Figure dataset records
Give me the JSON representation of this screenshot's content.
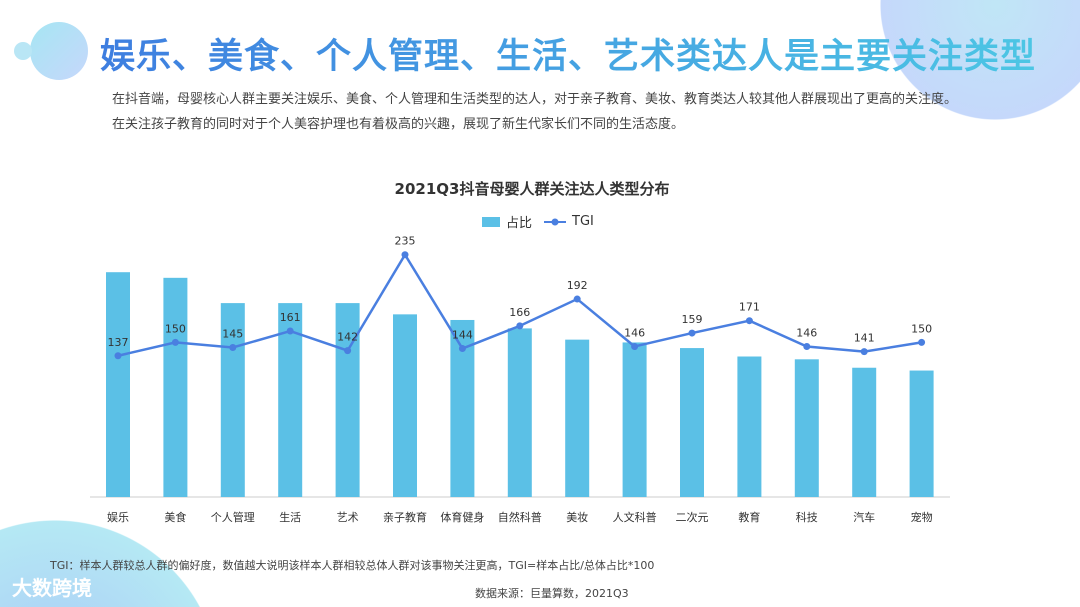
{
  "header": {
    "title": "娱乐、美食、个人管理、生活、艺术类达人是主要关注类型",
    "description": "在抖音端，母婴核心人群主要关注娱乐、美食、个人管理和生活类型的达人，对于亲子教育、美妆、教育类达人较其他人群展现出了更高的关注度。在关注孩子教育的同时对于个人美容护理也有着极高的兴趣，展现了新生代家长们不同的生活态度。"
  },
  "chart_data": {
    "type": "bar+line",
    "title": "2021Q3抖音母婴人群关注达人类型分布",
    "categories": [
      "娱乐",
      "美食",
      "个人管理",
      "生活",
      "艺术",
      "亲子教育",
      "体育健身",
      "自然科普",
      "美妆",
      "人文科普",
      "二次元",
      "教育",
      "科技",
      "汽车",
      "宠物"
    ],
    "series": [
      {
        "name": "占比",
        "type": "bar",
        "values": [
          80,
          78,
          69,
          69,
          69,
          65,
          63,
          60,
          56,
          55,
          53,
          50,
          49,
          46,
          45
        ],
        "color": "#5bc0e6"
      },
      {
        "name": "TGI",
        "type": "line",
        "values": [
          137,
          150,
          145,
          161,
          142,
          235,
          144,
          166,
          192,
          146,
          159,
          171,
          146,
          141,
          150
        ],
        "color": "#4a7fe0"
      }
    ],
    "bar_scale": "relative (no axis shown)",
    "legend": "top",
    "grid": false
  },
  "footer": {
    "note": "TGI：样本人群较总人群的偏好度，数值越大说明该样本人群相较总体人群对该事物关注更高，TGI=样本占比/总体占比*100",
    "source": "数据来源：巨量算数，2021Q3",
    "logo": "大数跨境"
  }
}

INSTRUCTIONS FOR THE TASK ▸
Make an exact copy of the listing above. Do not include the pictures.

FULL SOLUTION ▸
Give me the JSON representation of this screenshot's content.
{
  "header": {
    "title": "娱乐、美食、个人管理、生活、艺术类达人是主要关注类型",
    "description": "在抖音端，母婴核心人群主要关注娱乐、美食、个人管理和生活类型的达人，对于亲子教育、美妆、教育类达人较其他人群展现出了更高的关注度。在关注孩子教育的同时对于个人美容护理也有着极高的兴趣，展现了新生代家长们不同的生活态度。"
  },
  "chart_data": {
    "type": "bar+line",
    "title": "2021Q3抖音母婴人群关注达人类型分布",
    "categories": [
      "娱乐",
      "美食",
      "个人管理",
      "生活",
      "艺术",
      "亲子教育",
      "体育健身",
      "自然科普",
      "美妆",
      "人文科普",
      "二次元",
      "教育",
      "科技",
      "汽车",
      "宠物"
    ],
    "series": [
      {
        "name": "占比",
        "type": "bar",
        "values": [
          80,
          78,
          69,
          69,
          69,
          65,
          63,
          60,
          56,
          55,
          53,
          50,
          49,
          46,
          45
        ],
        "color": "#5bc0e6"
      },
      {
        "name": "TGI",
        "type": "line",
        "values": [
          137,
          150,
          145,
          161,
          142,
          235,
          144,
          166,
          192,
          146,
          159,
          171,
          146,
          141,
          150
        ],
        "color": "#4a7fe0"
      }
    ],
    "bar_scale": "relative (no axis shown)",
    "legend": "top",
    "grid": false
  },
  "footer": {
    "note": "TGI：样本人群较总人群的偏好度，数值越大说明该样本人群相较总体人群对该事物关注更高，TGI=样本占比/总体占比*100",
    "source": "数据来源：巨量算数，2021Q3",
    "logo": "大数跨境"
  }
}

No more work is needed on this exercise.